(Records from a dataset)

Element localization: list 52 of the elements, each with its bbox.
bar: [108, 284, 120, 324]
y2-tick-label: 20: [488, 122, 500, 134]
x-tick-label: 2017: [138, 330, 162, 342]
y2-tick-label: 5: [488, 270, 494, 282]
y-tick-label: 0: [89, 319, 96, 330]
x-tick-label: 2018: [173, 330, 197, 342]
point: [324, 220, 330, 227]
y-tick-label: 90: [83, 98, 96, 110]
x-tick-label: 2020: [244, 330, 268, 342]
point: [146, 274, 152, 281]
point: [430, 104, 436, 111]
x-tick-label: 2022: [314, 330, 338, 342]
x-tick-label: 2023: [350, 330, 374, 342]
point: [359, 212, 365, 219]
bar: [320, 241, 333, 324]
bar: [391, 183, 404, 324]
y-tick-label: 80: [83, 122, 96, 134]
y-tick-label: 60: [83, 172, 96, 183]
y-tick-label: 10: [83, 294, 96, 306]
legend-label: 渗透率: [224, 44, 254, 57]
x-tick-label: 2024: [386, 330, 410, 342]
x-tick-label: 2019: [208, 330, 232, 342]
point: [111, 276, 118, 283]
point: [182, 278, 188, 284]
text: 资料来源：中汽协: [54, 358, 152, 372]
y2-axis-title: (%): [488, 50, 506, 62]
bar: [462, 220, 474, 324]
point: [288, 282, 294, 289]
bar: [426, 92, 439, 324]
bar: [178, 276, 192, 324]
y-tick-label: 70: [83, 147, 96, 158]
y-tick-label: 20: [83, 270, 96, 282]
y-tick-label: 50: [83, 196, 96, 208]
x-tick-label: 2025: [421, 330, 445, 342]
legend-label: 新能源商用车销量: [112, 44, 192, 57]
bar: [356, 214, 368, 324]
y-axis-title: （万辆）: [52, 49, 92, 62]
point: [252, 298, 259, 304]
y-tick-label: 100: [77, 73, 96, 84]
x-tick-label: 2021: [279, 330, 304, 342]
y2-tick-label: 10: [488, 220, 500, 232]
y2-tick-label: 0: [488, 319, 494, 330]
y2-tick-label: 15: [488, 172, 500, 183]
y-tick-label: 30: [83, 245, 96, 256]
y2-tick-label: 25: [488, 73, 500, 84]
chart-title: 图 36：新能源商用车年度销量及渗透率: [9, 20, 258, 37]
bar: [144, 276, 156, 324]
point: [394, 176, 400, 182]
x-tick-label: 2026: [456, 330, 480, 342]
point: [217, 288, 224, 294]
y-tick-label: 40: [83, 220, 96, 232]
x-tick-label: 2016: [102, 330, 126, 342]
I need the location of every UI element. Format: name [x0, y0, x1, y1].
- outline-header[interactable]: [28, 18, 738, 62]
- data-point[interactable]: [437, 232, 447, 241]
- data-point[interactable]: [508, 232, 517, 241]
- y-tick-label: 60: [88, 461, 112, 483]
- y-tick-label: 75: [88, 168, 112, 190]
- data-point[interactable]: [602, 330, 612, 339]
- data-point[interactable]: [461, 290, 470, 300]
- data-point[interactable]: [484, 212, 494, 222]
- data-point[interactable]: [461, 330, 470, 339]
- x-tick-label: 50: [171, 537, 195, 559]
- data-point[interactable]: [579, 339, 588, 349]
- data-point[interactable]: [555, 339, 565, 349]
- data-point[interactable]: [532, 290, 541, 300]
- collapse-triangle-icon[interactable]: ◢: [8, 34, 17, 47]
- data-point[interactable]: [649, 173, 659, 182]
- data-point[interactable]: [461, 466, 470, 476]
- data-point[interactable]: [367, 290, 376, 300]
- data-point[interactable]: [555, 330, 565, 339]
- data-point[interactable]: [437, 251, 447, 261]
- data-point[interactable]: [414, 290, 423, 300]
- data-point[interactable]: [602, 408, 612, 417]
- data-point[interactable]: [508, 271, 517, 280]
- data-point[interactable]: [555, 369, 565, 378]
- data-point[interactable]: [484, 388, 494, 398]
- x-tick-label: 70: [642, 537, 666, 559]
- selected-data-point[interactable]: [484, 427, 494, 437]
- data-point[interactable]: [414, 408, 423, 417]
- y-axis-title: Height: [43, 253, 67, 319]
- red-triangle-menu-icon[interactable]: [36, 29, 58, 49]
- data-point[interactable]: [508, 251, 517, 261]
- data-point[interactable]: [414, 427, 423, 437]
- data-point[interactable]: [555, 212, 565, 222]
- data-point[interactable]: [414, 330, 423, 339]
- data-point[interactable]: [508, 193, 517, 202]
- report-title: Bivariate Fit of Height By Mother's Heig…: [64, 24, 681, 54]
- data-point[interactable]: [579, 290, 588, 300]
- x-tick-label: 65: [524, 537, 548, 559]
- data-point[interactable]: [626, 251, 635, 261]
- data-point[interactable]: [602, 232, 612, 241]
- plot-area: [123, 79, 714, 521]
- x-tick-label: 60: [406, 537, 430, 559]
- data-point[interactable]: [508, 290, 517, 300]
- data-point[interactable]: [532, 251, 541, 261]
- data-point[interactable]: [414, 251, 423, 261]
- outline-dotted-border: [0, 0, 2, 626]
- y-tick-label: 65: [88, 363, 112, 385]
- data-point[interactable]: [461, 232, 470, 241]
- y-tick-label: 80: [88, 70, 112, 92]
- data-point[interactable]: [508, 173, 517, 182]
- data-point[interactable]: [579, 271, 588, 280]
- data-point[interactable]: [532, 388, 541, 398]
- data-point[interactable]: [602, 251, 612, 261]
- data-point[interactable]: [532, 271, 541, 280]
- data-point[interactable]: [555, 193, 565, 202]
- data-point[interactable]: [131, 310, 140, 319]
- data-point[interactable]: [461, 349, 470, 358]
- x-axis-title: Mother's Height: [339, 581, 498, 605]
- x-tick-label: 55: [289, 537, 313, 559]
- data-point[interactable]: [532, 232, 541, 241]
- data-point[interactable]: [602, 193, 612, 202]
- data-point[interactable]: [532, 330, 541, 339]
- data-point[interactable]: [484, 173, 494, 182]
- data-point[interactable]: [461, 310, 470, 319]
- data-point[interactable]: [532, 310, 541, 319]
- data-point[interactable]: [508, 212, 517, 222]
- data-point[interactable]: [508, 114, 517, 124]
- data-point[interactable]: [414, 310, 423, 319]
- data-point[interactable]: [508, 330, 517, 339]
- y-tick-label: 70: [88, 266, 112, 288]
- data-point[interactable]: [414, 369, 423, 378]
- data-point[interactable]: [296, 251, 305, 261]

• _EXERCISE DIRECTIONS_
Update the lines above by changing every "x-tick-label" to "x-axis-label". Keep everything else as it is.

• _ANSWER TO THIS TASK_
Element localization: list 52 of the elements, each with its bbox.
bar: [108, 284, 120, 324]
y2-tick-label: 20: [488, 122, 500, 134]
x-axis-label: 2017: [138, 330, 162, 342]
y2-tick-label: 5: [488, 270, 494, 282]
y-tick-label: 0: [89, 319, 96, 330]
x-axis-label: 2018: [173, 330, 197, 342]
point: [324, 220, 330, 227]
y-tick-label: 90: [83, 98, 96, 110]
x-axis-label: 2020: [244, 330, 268, 342]
point: [146, 274, 152, 281]
point: [430, 104, 436, 111]
x-axis-label: 2022: [314, 330, 338, 342]
x-axis-label: 2023: [350, 330, 374, 342]
point: [359, 212, 365, 219]
bar: [320, 241, 333, 324]
bar: [391, 183, 404, 324]
y-tick-label: 80: [83, 122, 96, 134]
y-tick-label: 60: [83, 172, 96, 183]
y-tick-label: 10: [83, 294, 96, 306]
legend-label: 渗透率: [224, 44, 254, 57]
x-axis-label: 2024: [386, 330, 410, 342]
x-axis-label: 2019: [208, 330, 232, 342]
point: [111, 276, 118, 283]
point: [182, 278, 188, 284]
text: 资料来源：中汽协: [54, 358, 152, 372]
y2-axis-title: (%): [488, 50, 506, 62]
bar: [462, 220, 474, 324]
point: [288, 282, 294, 289]
bar: [426, 92, 439, 324]
bar: [178, 276, 192, 324]
y-tick-label: 70: [83, 147, 96, 158]
y-tick-label: 20: [83, 270, 96, 282]
y-tick-label: 50: [83, 196, 96, 208]
x-axis-label: 2025: [421, 330, 445, 342]
legend-label: 新能源商用车销量: [112, 44, 192, 57]
bar: [356, 214, 368, 324]
y-axis-title: （万辆）: [52, 49, 92, 62]
point: [252, 298, 259, 304]
y-tick-label: 100: [77, 73, 96, 84]
x-axis-label: 2021: [279, 330, 304, 342]
y2-tick-label: 10: [488, 220, 500, 232]
y2-tick-label: 0: [488, 319, 494, 330]
y2-tick-label: 15: [488, 172, 500, 183]
y-tick-label: 30: [83, 245, 96, 256]
y2-tick-label: 25: [488, 73, 500, 84]
chart-title: 图 36：新能源商用车年度销量及渗透率: [9, 20, 258, 37]
bar: [144, 276, 156, 324]
point: [394, 176, 400, 182]
x-axis-label: 2026: [456, 330, 480, 342]
point: [217, 288, 224, 294]
y-tick-label: 40: [83, 220, 96, 232]
x-axis-label: 2016: [102, 330, 126, 342]
I need the location of every UI element. Format: name [x0, y0, x1, y1].
- outline-header[interactable]: [28, 18, 738, 62]
- data-point[interactable]: [437, 232, 447, 241]
- data-point[interactable]: [508, 232, 517, 241]
- y-tick-label: 60: [88, 461, 112, 483]
- y-tick-label: 75: [88, 168, 112, 190]
- data-point[interactable]: [602, 330, 612, 339]
- data-point[interactable]: [461, 290, 470, 300]
- data-point[interactable]: [484, 212, 494, 222]
- data-point[interactable]: [461, 330, 470, 339]
- x-axis-label: 50: [171, 537, 195, 559]
- data-point[interactable]: [579, 339, 588, 349]
- data-point[interactable]: [555, 339, 565, 349]
- data-point[interactable]: [532, 290, 541, 300]
- collapse-triangle-icon[interactable]: ◢: [8, 34, 17, 47]
- data-point[interactable]: [649, 173, 659, 182]
- data-point[interactable]: [461, 466, 470, 476]
- data-point[interactable]: [367, 290, 376, 300]
- data-point[interactable]: [555, 330, 565, 339]
- data-point[interactable]: [437, 251, 447, 261]
- data-point[interactable]: [414, 290, 423, 300]
- data-point[interactable]: [602, 408, 612, 417]
- data-point[interactable]: [508, 271, 517, 280]
- data-point[interactable]: [555, 369, 565, 378]
- data-point[interactable]: [484, 388, 494, 398]
- x-axis-label: 70: [642, 537, 666, 559]
- selected-data-point[interactable]: [484, 427, 494, 437]
- data-point[interactable]: [414, 408, 423, 417]
- y-axis-title: Height: [43, 253, 67, 319]
- red-triangle-menu-icon[interactable]: [36, 29, 58, 49]
- data-point[interactable]: [508, 251, 517, 261]
- data-point[interactable]: [414, 427, 423, 437]
- data-point[interactable]: [555, 212, 565, 222]
- data-point[interactable]: [414, 330, 423, 339]
- data-point[interactable]: [508, 193, 517, 202]
- report-title: Bivariate Fit of Height By Mother's Heig…: [64, 24, 681, 54]
- data-point[interactable]: [579, 290, 588, 300]
- x-axis-label: 65: [524, 537, 548, 559]
- data-point[interactable]: [626, 251, 635, 261]
- data-point[interactable]: [602, 232, 612, 241]
- plot-area: [123, 79, 714, 521]
- x-axis-label: 60: [406, 537, 430, 559]
- data-point[interactable]: [508, 290, 517, 300]
- data-point[interactable]: [532, 251, 541, 261]
- data-point[interactable]: [414, 251, 423, 261]
- outline-dotted-border: [0, 0, 2, 626]
- y-tick-label: 65: [88, 363, 112, 385]
- data-point[interactable]: [461, 232, 470, 241]
- y-tick-label: 80: [88, 70, 112, 92]
- data-point[interactable]: [508, 173, 517, 182]
- data-point[interactable]: [579, 271, 588, 280]
- data-point[interactable]: [532, 388, 541, 398]
- data-point[interactable]: [602, 251, 612, 261]
- data-point[interactable]: [532, 271, 541, 280]
- data-point[interactable]: [555, 193, 565, 202]
- data-point[interactable]: [131, 310, 140, 319]
- data-point[interactable]: [461, 349, 470, 358]
- x-axis-title: Mother's Height: [339, 581, 498, 605]
- x-axis-label: 55: [289, 537, 313, 559]
- data-point[interactable]: [532, 232, 541, 241]
- data-point[interactable]: [602, 193, 612, 202]
- data-point[interactable]: [532, 330, 541, 339]
- data-point[interactable]: [484, 173, 494, 182]
- data-point[interactable]: [461, 310, 470, 319]
- data-point[interactable]: [532, 310, 541, 319]
- data-point[interactable]: [508, 212, 517, 222]
- data-point[interactable]: [508, 114, 517, 124]
- data-point[interactable]: [414, 310, 423, 319]
- data-point[interactable]: [508, 330, 517, 339]
- y-tick-label: 70: [88, 266, 112, 288]
- data-point[interactable]: [414, 369, 423, 378]
- data-point[interactable]: [296, 251, 305, 261]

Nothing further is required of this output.